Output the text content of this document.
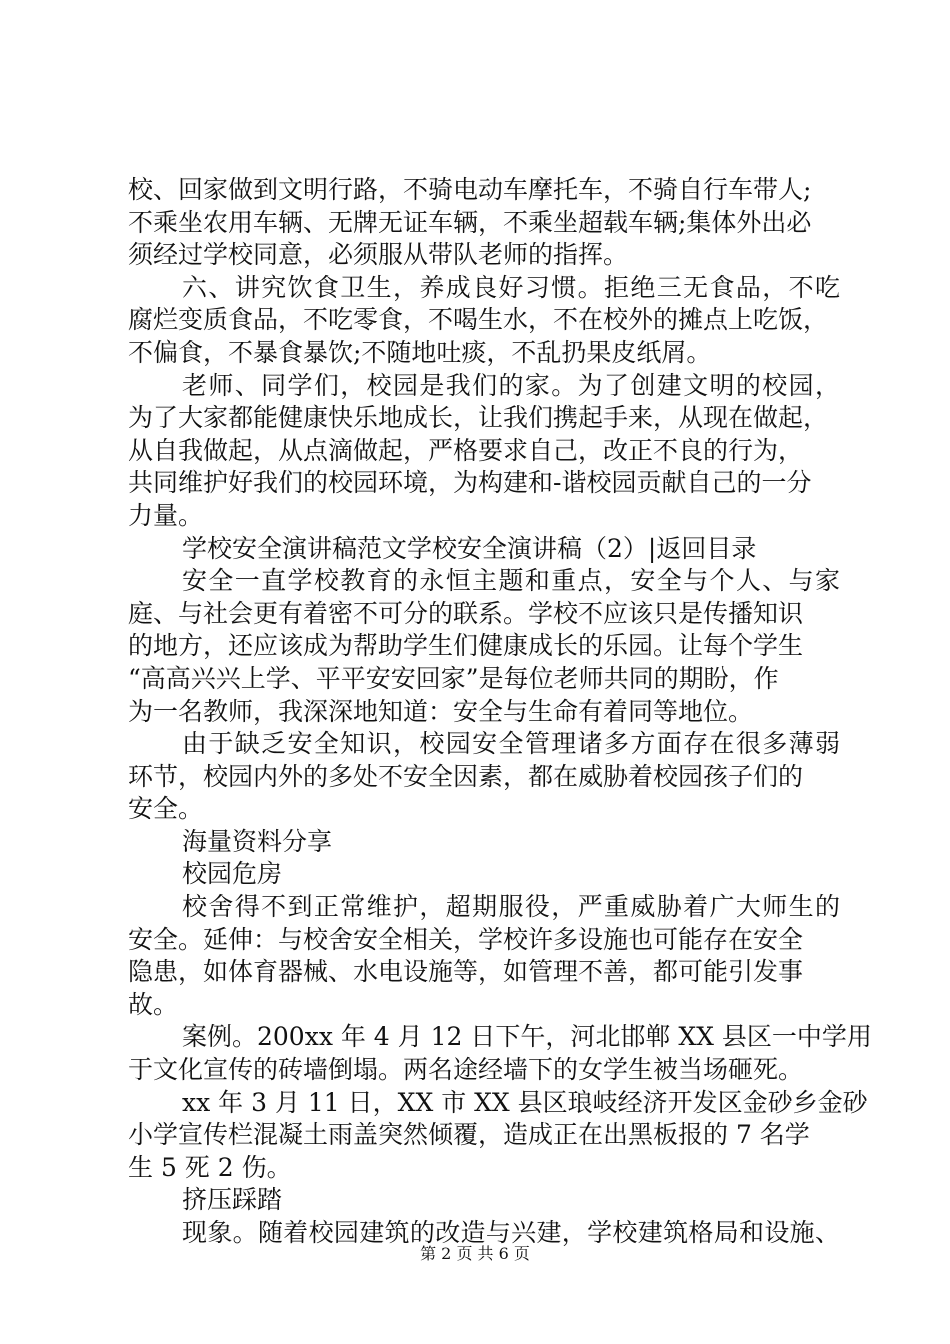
校、回家做到文明行路，不骑电动车摩托车，不骑自行车带人;
不乘坐农用车辆、无牌无证车辆，不乘坐超载车辆;集体外出必
须经过学校同意，必须服从带队老师的指挥。
六、讲究饮食卫生，养成良好习惯。拒绝三无食品，不吃
腐烂变质食品，不吃零食，不喝生水，不在校外的摊点上吃饭，
不偏食，不暴食暴饮;不随地吐痰，不乱扔果皮纸屑。
老师、同学们，校园是我们的家。为了创建文明的校园，
为了大家都能健康快乐地成长，让我们携起手来，从现在做起，
从自我做起，从点滴做起，严格要求自己，改正不良的行为，
共同维护好我们的校园环境，为构建和-谐校园贡献自己的一分
力量。
学校安全演讲稿范文学校安全演讲稿（2）|返回目录
安全一直学校教育的永恒主题和重点，安全与个人、与家
庭、与社会更有着密不可分的联系。学校不应该只是传播知识
的地方，还应该成为帮助学生们健康成长的乐园。让每个学生
“高高兴兴上学、平平安安回家”是每位老师共同的期盼，作
为一名教师，我深深地知道：安全与生命有着同等地位。
由于缺乏安全知识，校园安全管理诸多方面存在很多薄弱
环节，校园内外的多处不安全因素，都在威胁着校园孩子们的
安全。
海量资料分享
校园危房
校舍得不到正常维护，超期服役，严重威胁着广大师生的
安全。延伸：与校舍安全相关，学校许多设施也可能存在安全
隐患，如体育器械、水电设施等，如管理不善，都可能引发事
故。
案例。200xx 年 4 月 12 日下午，河北邯郸 XX 县区一中学用
于文化宣传的砖墙倒塌。两名途经墙下的女学生被当场砸死。
xx 年 3 月 11 日，XX 市 XX 县区琅岐经济开发区金砂乡金砂
小学宣传栏混凝土雨盖突然倾覆，造成正在出黑板报的 7 名学
生 5 死 2 伤。
挤压踩踏
现象。随着校园建筑的改造与兴建，学校建筑格局和设施、
第 2 页 共 6 页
········
What is needed: Output an exact copy of the material, with the pictures removed.

Correct output:
Output the text content of this document.
校、回家做到文明行路，不骑电动车摩托车，不骑自行车带人;
不乘坐农用车辆、无牌无证车辆，不乘坐超载车辆;集体外出必
须经过学校同意，必须服从带队老师的指挥。
六、讲究饮食卫生，养成良好习惯。拒绝三无食品，不吃
腐烂变质食品，不吃零食，不喝生水，不在校外的摊点上吃饭，
不偏食，不暴食暴饮;不随地吐痰，不乱扔果皮纸屑。
老师、同学们，校园是我们的家。为了创建文明的校园，
为了大家都能健康快乐地成长，让我们携起手来，从现在做起，
从自我做起，从点滴做起，严格要求自己，改正不良的行为，
共同维护好我们的校园环境，为构建和-谐校园贡献自己的一分
力量。
学校安全演讲稿范文学校安全演讲稿（2）|返回目录
安全一直学校教育的永恒主题和重点，安全与个人、与家
庭、与社会更有着密不可分的联系。学校不应该只是传播知识
的地方，还应该成为帮助学生们健康成长的乐园。让每个学生
“高高兴兴上学、平平安安回家”是每位老师共同的期盼，作
为一名教师，我深深地知道：安全与生命有着同等地位。
由于缺乏安全知识，校园安全管理诸多方面存在很多薄弱
环节，校园内外的多处不安全因素，都在威胁着校园孩子们的
安全。
海量资料分享
校园危房
校舍得不到正常维护，超期服役，严重威胁着广大师生的
安全。延伸：与校舍安全相关，学校许多设施也可能存在安全
隐患，如体育器械、水电设施等，如管理不善，都可能引发事
故。
案例。200xx 年 4 月 12 日下午，河北邯郸 XX 县区一中学用
于文化宣传的砖墙倒塌。两名途经墙下的女学生被当场砸死。
xx 年 3 月 11 日，XX 市 XX 县区琅岐经济开发区金砂乡金砂
小学宣传栏混凝土雨盖突然倾覆，造成正在出黑板报的 7 名学
生 5 死 2 伤。
挤压踩踏
现象。随着校园建筑的改造与兴建，学校建筑格局和设施、
第 2 页 共 6 页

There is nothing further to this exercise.